◆ EXERCISE AIM
Copy each line of the data below with the word "himself".

◆ INFORMATION SUPPLIED
========================

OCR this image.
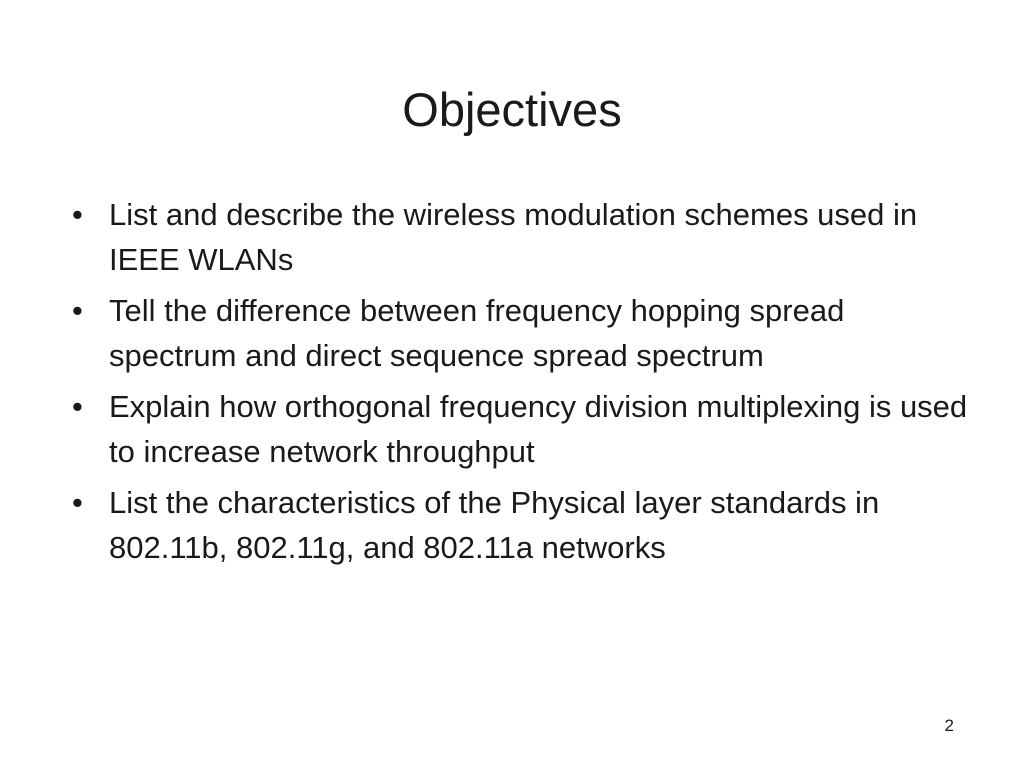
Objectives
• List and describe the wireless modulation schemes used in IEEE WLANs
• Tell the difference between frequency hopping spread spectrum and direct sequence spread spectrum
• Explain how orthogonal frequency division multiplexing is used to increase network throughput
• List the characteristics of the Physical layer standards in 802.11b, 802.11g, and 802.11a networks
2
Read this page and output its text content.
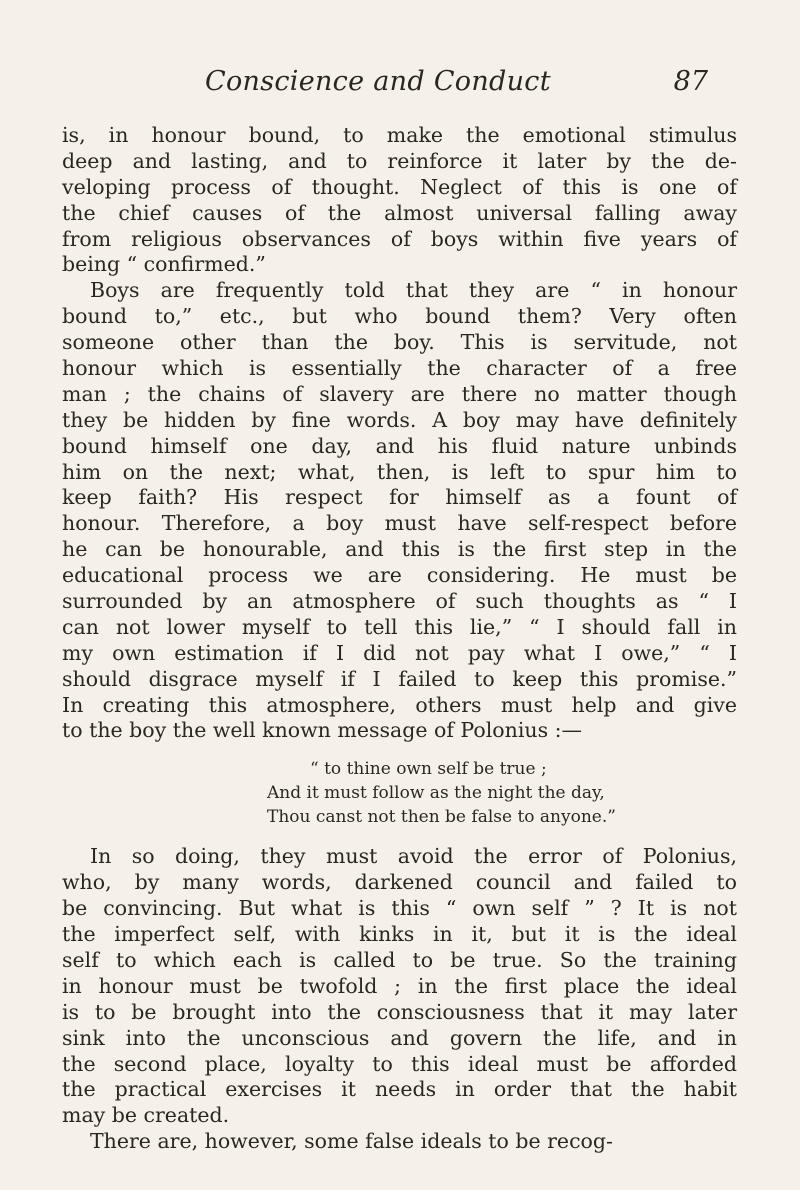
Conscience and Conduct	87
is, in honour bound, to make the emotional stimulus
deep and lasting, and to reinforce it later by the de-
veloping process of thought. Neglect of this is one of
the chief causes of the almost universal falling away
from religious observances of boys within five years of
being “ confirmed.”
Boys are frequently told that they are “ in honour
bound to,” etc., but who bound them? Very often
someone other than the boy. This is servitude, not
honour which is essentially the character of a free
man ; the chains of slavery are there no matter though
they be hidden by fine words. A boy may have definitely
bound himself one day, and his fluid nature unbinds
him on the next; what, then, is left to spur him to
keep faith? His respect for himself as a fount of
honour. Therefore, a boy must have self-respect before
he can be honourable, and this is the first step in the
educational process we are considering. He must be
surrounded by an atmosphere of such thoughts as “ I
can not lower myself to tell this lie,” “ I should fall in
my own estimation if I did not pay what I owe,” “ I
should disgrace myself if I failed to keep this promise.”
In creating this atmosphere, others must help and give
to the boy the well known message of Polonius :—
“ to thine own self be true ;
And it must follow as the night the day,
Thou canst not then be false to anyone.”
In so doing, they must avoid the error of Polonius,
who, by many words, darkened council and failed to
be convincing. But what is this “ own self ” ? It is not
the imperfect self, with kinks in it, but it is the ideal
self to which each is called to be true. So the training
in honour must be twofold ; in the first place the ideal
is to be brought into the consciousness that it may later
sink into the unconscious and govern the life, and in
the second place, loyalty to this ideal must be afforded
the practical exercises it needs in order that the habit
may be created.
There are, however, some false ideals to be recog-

========================

◆ RESPONSE TO THE EXERCISE
bound himself one day, and his fluid nature unbinds
keep faith? His respect for himself as a fount of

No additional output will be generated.